What you need to do - Count how many lines below contain the word "this", then give that number alone.

(Collected data)
* * * * *

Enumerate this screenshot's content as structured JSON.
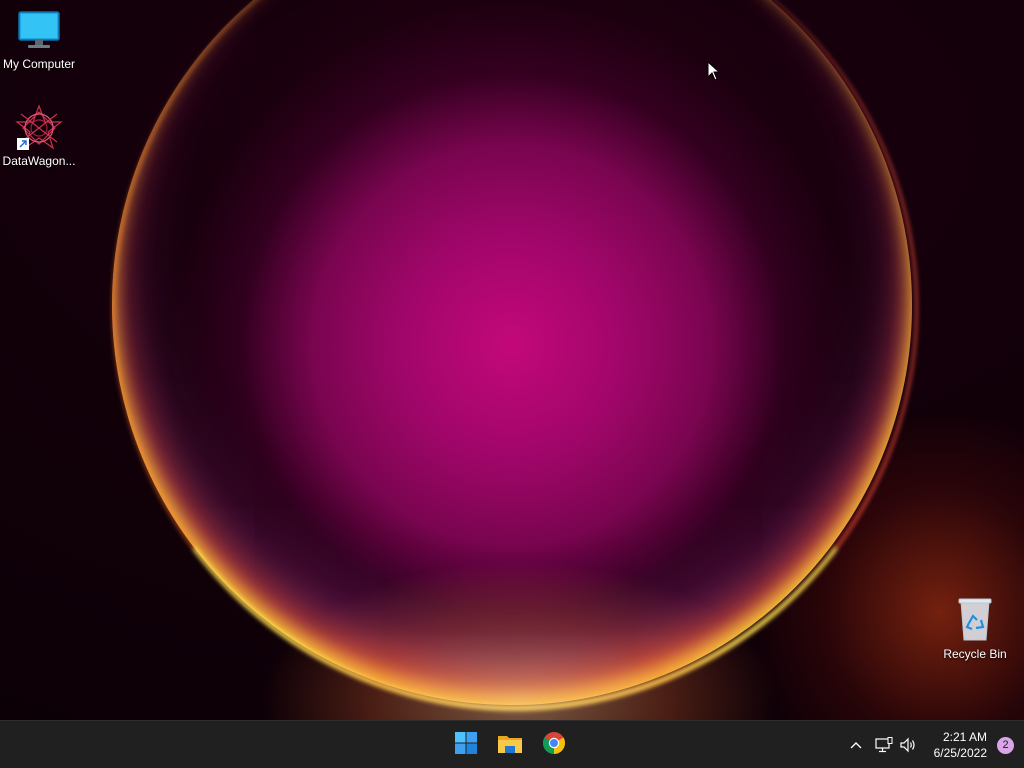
{
  "desktop": {
    "icons": [
      {
        "label": "My Computer",
        "icon": "monitor-icon"
      },
      {
        "label": "DataWagon...",
        "icon": "datawagon-app-icon"
      },
      {
        "label": "Recycle Bin",
        "icon": "recycle-bin-icon"
      }
    ]
  },
  "taskbar": {
    "pinned": [
      {
        "name": "Start",
        "icon": "windows-start-icon"
      },
      {
        "name": "File Explorer",
        "icon": "folder-icon"
      },
      {
        "name": "Google Chrome",
        "icon": "chrome-icon"
      }
    ],
    "tray": {
      "chevron": "chevron-up-icon",
      "network": "network-icon",
      "volume": "volume-icon",
      "time": "2:21 AM",
      "date": "6/25/2022",
      "notification_count": "2"
    }
  },
  "colors": {
    "taskbar_bg": "#202020",
    "start_blue": "#3ea0f0",
    "folder_yellow": "#f7c948",
    "badge": "#d9a5e8"
  }
}
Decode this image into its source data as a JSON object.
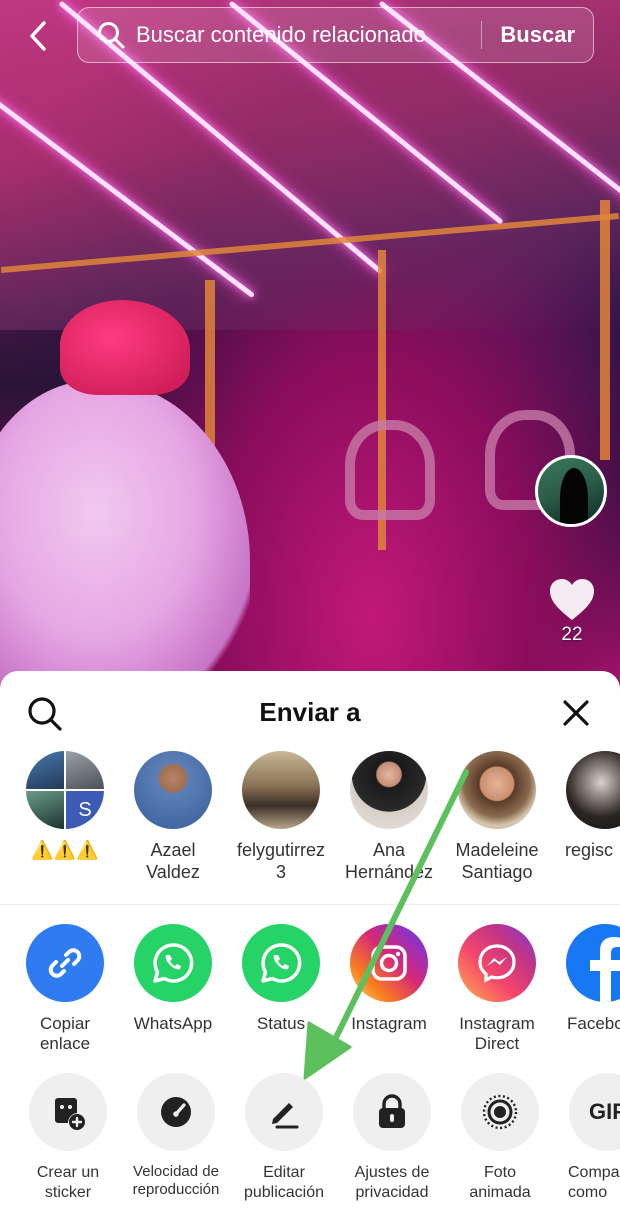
{
  "search": {
    "placeholder": "Buscar contenido relacionado",
    "button": "Buscar"
  },
  "video": {
    "likes": "22"
  },
  "sheet": {
    "title": "Enviar a",
    "contacts": [
      {
        "name": "⚠️⚠️⚠️",
        "avatar": "group-avatar"
      },
      {
        "name": "Azael\nValdez",
        "avatar": "user-avatar"
      },
      {
        "name": "felygutirrez\n3",
        "avatar": "user-avatar"
      },
      {
        "name": "Ana\nHernández",
        "avatar": "user-avatar"
      },
      {
        "name": "Madeleine\nSantiago",
        "avatar": "user-avatar"
      },
      {
        "name": "regisc",
        "avatar": "user-avatar"
      }
    ],
    "share_apps": [
      {
        "label": "Copiar\nenlace",
        "icon": "link-icon",
        "color": "#2f7bf1"
      },
      {
        "label": "WhatsApp",
        "icon": "whatsapp-icon",
        "color": "#25d366"
      },
      {
        "label": "Status",
        "icon": "whatsapp-status-icon",
        "color": "#25d366"
      },
      {
        "label": "Instagram",
        "icon": "instagram-icon",
        "color": "#e1306c"
      },
      {
        "label": "Instagram\nDirect",
        "icon": "messenger-icon",
        "color": "#c13584"
      },
      {
        "label": "Facebo",
        "icon": "facebook-icon",
        "color": "#1877f2"
      }
    ],
    "tools": [
      {
        "label": "Crear un\nsticker",
        "icon": "sticker-icon"
      },
      {
        "label": "Velocidad de\nreproducción",
        "icon": "speed-icon"
      },
      {
        "label": "Editar\npublicación",
        "icon": "edit-icon"
      },
      {
        "label": "Ajustes de\nprivacidad",
        "icon": "lock-icon"
      },
      {
        "label": "Foto\nanimada",
        "icon": "live-photo-icon"
      },
      {
        "label": "Compa\ncomo",
        "icon": "gif-icon",
        "glyph": "GIF"
      }
    ]
  },
  "annotation": {
    "arrow_color": "#5cc15c"
  }
}
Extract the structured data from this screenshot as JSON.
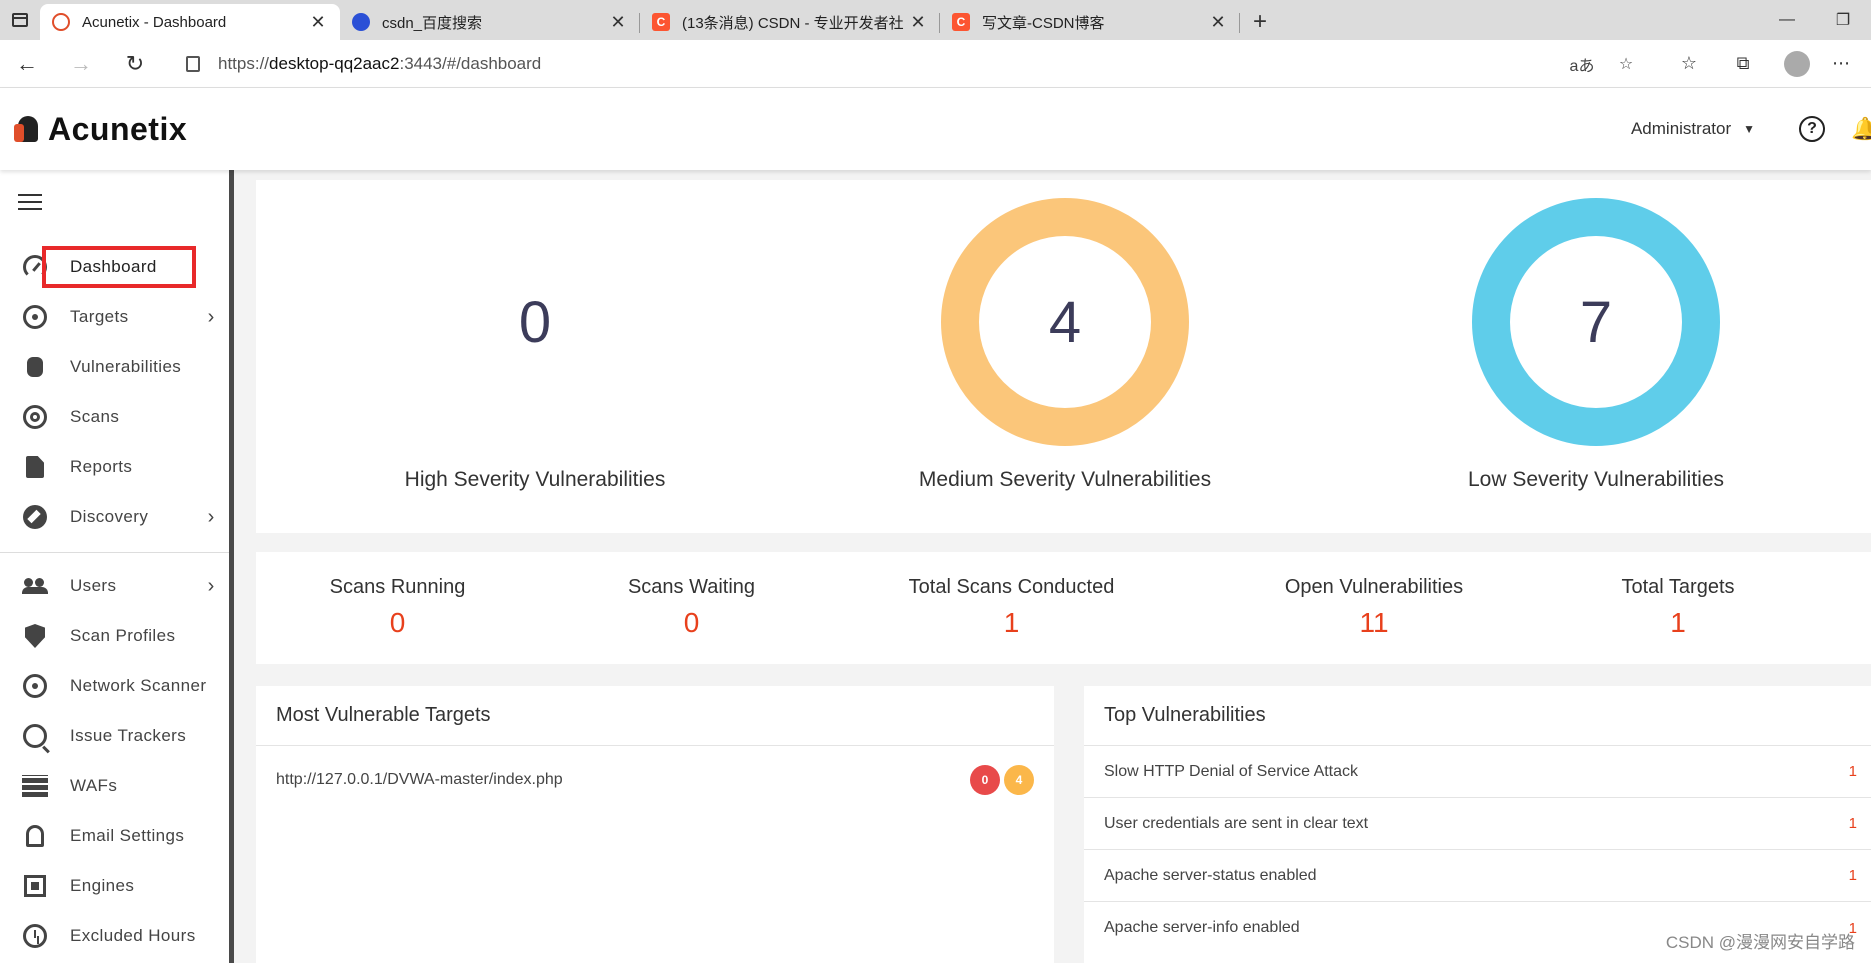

* * * * *

Result of the exercise - 3